## Description of the task
Copy out each line of the material below that holds the string "Date".

## Dataset records
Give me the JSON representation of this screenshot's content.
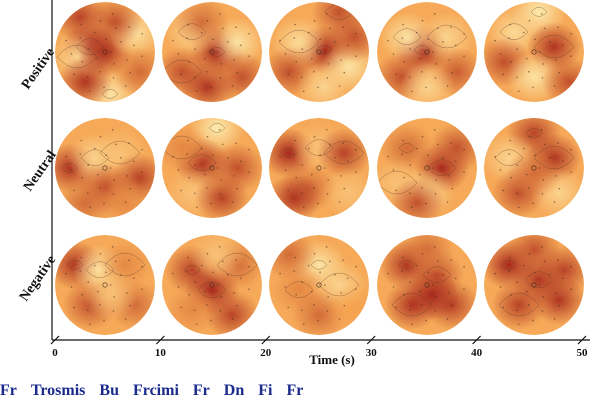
{
  "chart_data": {
    "type": "heatmap",
    "description_kind": "grid of topographic scalp maps",
    "rows": [
      "Positive",
      "Neutral",
      "Negative"
    ],
    "columns": 5,
    "xlabel": "Time (s)",
    "x_ticks": [
      "0",
      "10",
      "20",
      "30",
      "40",
      "50"
    ],
    "xlim": [
      0,
      50
    ],
    "colormap": {
      "low": "#fdf3b8",
      "mid": "#f5a24e",
      "high": "#9e1a16"
    },
    "maps": [
      [
        {
          "spots": [
            [
              0.55,
              0.92,
              0.1
            ],
            [
              0.35,
              0.45,
              0.95
            ],
            [
              0.22,
              0.55,
              0.2
            ],
            [
              0.25,
              0.15,
              0.85
            ],
            [
              0.5,
              0.5,
              0.9
            ],
            [
              0.8,
              0.3,
              0.1
            ],
            [
              0.85,
              0.7,
              0.7
            ],
            [
              0.3,
              0.8,
              0.9
            ],
            [
              0.6,
              0.2,
              0.8
            ]
          ]
        },
        {
          "spots": [
            [
              0.55,
              0.5,
              0.95
            ],
            [
              0.3,
              0.3,
              0.2
            ],
            [
              0.2,
              0.7,
              0.8
            ],
            [
              0.75,
              0.4,
              0.1
            ],
            [
              0.8,
              0.75,
              0.8
            ],
            [
              0.4,
              0.2,
              0.7
            ],
            [
              0.45,
              0.85,
              0.9
            ]
          ]
        },
        {
          "spots": [
            [
              0.55,
              0.48,
              0.95
            ],
            [
              0.7,
              0.1,
              0.8
            ],
            [
              0.3,
              0.4,
              0.15
            ],
            [
              0.8,
              0.65,
              0.1
            ],
            [
              0.2,
              0.7,
              0.8
            ],
            [
              0.55,
              0.85,
              0.2
            ],
            [
              0.85,
              0.35,
              0.8
            ]
          ]
        },
        {
          "spots": [
            [
              0.45,
              0.48,
              0.95
            ],
            [
              0.3,
              0.35,
              0.1
            ],
            [
              0.7,
              0.35,
              0.2
            ],
            [
              0.25,
              0.75,
              0.8
            ],
            [
              0.8,
              0.7,
              0.75
            ],
            [
              0.5,
              0.85,
              0.2
            ]
          ]
        },
        {
          "spots": [
            [
              0.55,
              0.1,
              0.05
            ],
            [
              0.3,
              0.3,
              0.15
            ],
            [
              0.7,
              0.45,
              0.9
            ],
            [
              0.2,
              0.6,
              0.8
            ],
            [
              0.5,
              0.75,
              0.1
            ],
            [
              0.85,
              0.8,
              0.8
            ]
          ]
        }
      ],
      [
        {
          "spots": [
            [
              0.15,
              0.5,
              0.9
            ],
            [
              0.4,
              0.4,
              0.2
            ],
            [
              0.65,
              0.35,
              0.3
            ],
            [
              0.5,
              0.7,
              0.8
            ],
            [
              0.85,
              0.6,
              0.85
            ],
            [
              0.3,
              0.85,
              0.7
            ],
            [
              0.7,
              0.85,
              0.6
            ]
          ]
        },
        {
          "spots": [
            [
              0.55,
              0.1,
              0.05
            ],
            [
              0.4,
              0.45,
              0.9
            ],
            [
              0.2,
              0.3,
              0.6
            ],
            [
              0.75,
              0.5,
              0.8
            ],
            [
              0.3,
              0.75,
              0.3
            ],
            [
              0.6,
              0.8,
              0.85
            ]
          ]
        },
        {
          "spots": [
            [
              0.2,
              0.35,
              0.95
            ],
            [
              0.5,
              0.3,
              0.3
            ],
            [
              0.75,
              0.35,
              0.85
            ],
            [
              0.4,
              0.7,
              0.7
            ],
            [
              0.8,
              0.75,
              0.3
            ],
            [
              0.25,
              0.8,
              0.9
            ]
          ]
        },
        {
          "spots": [
            [
              0.3,
              0.3,
              0.7
            ],
            [
              0.65,
              0.5,
              0.95
            ],
            [
              0.2,
              0.65,
              0.3
            ],
            [
              0.5,
              0.75,
              0.2
            ],
            [
              0.8,
              0.3,
              0.8
            ],
            [
              0.4,
              0.85,
              0.8
            ]
          ]
        },
        {
          "spots": [
            [
              0.5,
              0.15,
              0.85
            ],
            [
              0.25,
              0.4,
              0.2
            ],
            [
              0.7,
              0.4,
              0.9
            ],
            [
              0.35,
              0.75,
              0.8
            ],
            [
              0.75,
              0.75,
              0.2
            ],
            [
              0.5,
              0.55,
              0.7
            ]
          ]
        }
      ],
      [
        {
          "spots": [
            [
              0.2,
              0.3,
              0.9
            ],
            [
              0.45,
              0.35,
              0.1
            ],
            [
              0.7,
              0.3,
              0.6
            ],
            [
              0.35,
              0.7,
              0.8
            ],
            [
              0.8,
              0.7,
              0.7
            ],
            [
              0.55,
              0.6,
              0.3
            ]
          ]
        },
        {
          "spots": [
            [
              0.3,
              0.35,
              0.85
            ],
            [
              0.5,
              0.55,
              0.95
            ],
            [
              0.75,
              0.3,
              0.7
            ],
            [
              0.3,
              0.75,
              0.6
            ],
            [
              0.7,
              0.8,
              0.85
            ],
            [
              0.55,
              0.2,
              0.3
            ]
          ]
        },
        {
          "spots": [
            [
              0.5,
              0.3,
              0.1
            ],
            [
              0.3,
              0.55,
              0.6
            ],
            [
              0.7,
              0.5,
              0.2
            ],
            [
              0.5,
              0.8,
              0.7
            ],
            [
              0.2,
              0.2,
              0.7
            ],
            [
              0.85,
              0.75,
              0.5
            ]
          ]
        },
        {
          "spots": [
            [
              0.3,
              0.3,
              0.9
            ],
            [
              0.6,
              0.4,
              0.8
            ],
            [
              0.35,
              0.7,
              0.9
            ],
            [
              0.75,
              0.7,
              0.85
            ],
            [
              0.5,
              0.15,
              0.7
            ],
            [
              0.55,
              0.6,
              0.95
            ]
          ]
        },
        {
          "spots": [
            [
              0.25,
              0.3,
              0.95
            ],
            [
              0.55,
              0.45,
              0.9
            ],
            [
              0.35,
              0.7,
              0.85
            ],
            [
              0.75,
              0.65,
              0.9
            ],
            [
              0.5,
              0.15,
              0.8
            ],
            [
              0.8,
              0.35,
              0.85
            ]
          ]
        }
      ]
    ]
  },
  "caption": {
    "words": [
      "Fr",
      "Trosmis",
      "Bu",
      "Frcimi",
      "Fr",
      "Dn",
      "Fi",
      "Fr"
    ]
  }
}
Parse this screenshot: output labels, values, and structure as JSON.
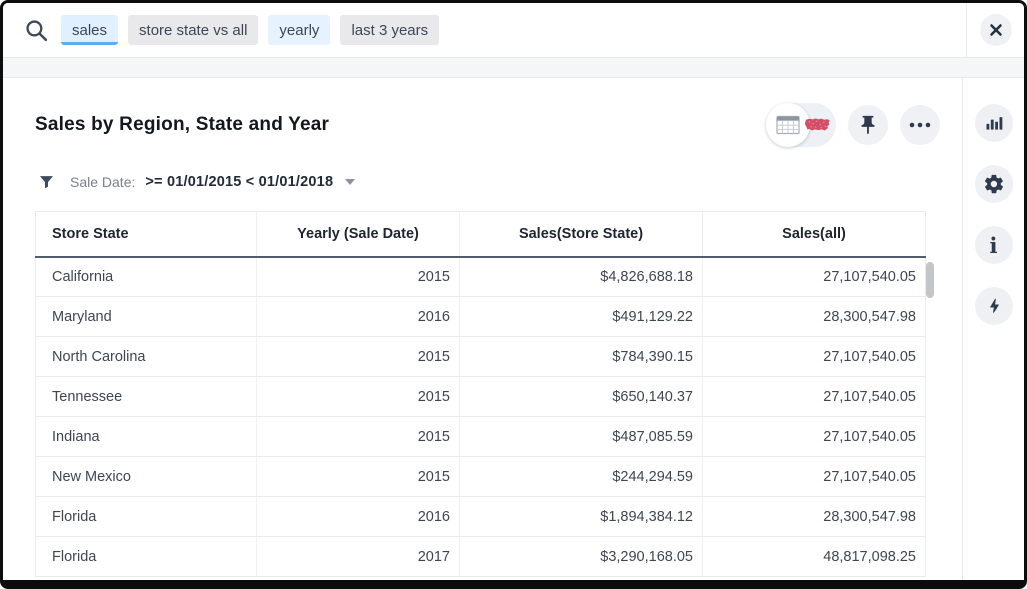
{
  "search_bar": {
    "tokens": [
      {
        "label": "sales",
        "state": "active"
      },
      {
        "label": "store state vs all",
        "state": "normal"
      },
      {
        "label": "yearly",
        "state": "highlight"
      },
      {
        "label": "last 3 years",
        "state": "normal"
      }
    ]
  },
  "answer": {
    "title": "Sales by Region, State and Year",
    "filter": {
      "label": "Sale Date:",
      "value": ">= 01/01/2015 < 01/01/2018"
    },
    "view_toggle": {
      "selected": "table",
      "options": [
        "table",
        "map"
      ]
    }
  },
  "table": {
    "columns": [
      {
        "label": "Store State",
        "align": "left"
      },
      {
        "label": "Yearly (Sale Date)",
        "align": "center"
      },
      {
        "label": "Sales(Store State)",
        "align": "center"
      },
      {
        "label": "Sales(all)",
        "align": "center"
      }
    ],
    "rows": [
      [
        "California",
        "2015",
        "$4,826,688.18",
        "27,107,540.05"
      ],
      [
        "Maryland",
        "2016",
        "$491,129.22",
        "28,300,547.98"
      ],
      [
        "North Carolina",
        "2015",
        "$784,390.15",
        "27,107,540.05"
      ],
      [
        "Tennessee",
        "2015",
        "$650,140.37",
        "27,107,540.05"
      ],
      [
        "Indiana",
        "2015",
        "$487,085.59",
        "27,107,540.05"
      ],
      [
        "New Mexico",
        "2015",
        "$244,294.59",
        "27,107,540.05"
      ],
      [
        "Florida",
        "2016",
        "$1,894,384.12",
        "28,300,547.98"
      ],
      [
        "Florida",
        "2017",
        "$3,290,168.05",
        "48,817,098.25"
      ]
    ]
  },
  "icons": {
    "search-icon": "magnifying-glass",
    "close-icon": "x-cross",
    "filter-icon": "funnel",
    "caret-down-icon": "triangle-down",
    "table-view-icon": "grid-table",
    "map-view-icon": "usa-map-red",
    "pin-icon": "pushpin",
    "more-icon": "ellipsis-dots",
    "chart-icon": "bar-chart",
    "settings-icon": "gear",
    "info-icon": "letter-i-serif",
    "actions-icon": "lightning-bolt"
  },
  "colors": {
    "token_active_bg": "#e1f0fe",
    "token_active_underline": "#57aef6",
    "token_highlight_bg": "#e6f2fe",
    "token_gray_bg": "#e9e9ec",
    "map_icon_red": "#d44f66",
    "header_bottom_border": "#515d6c",
    "icon_dark": "#2e3a4d",
    "button_circle_bg": "#f0f1f4",
    "strip_bg": "#f4f6f8"
  }
}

## Solution to this task
      "label": "Sale Date:",
        "label": "Yearly (Sale Date)",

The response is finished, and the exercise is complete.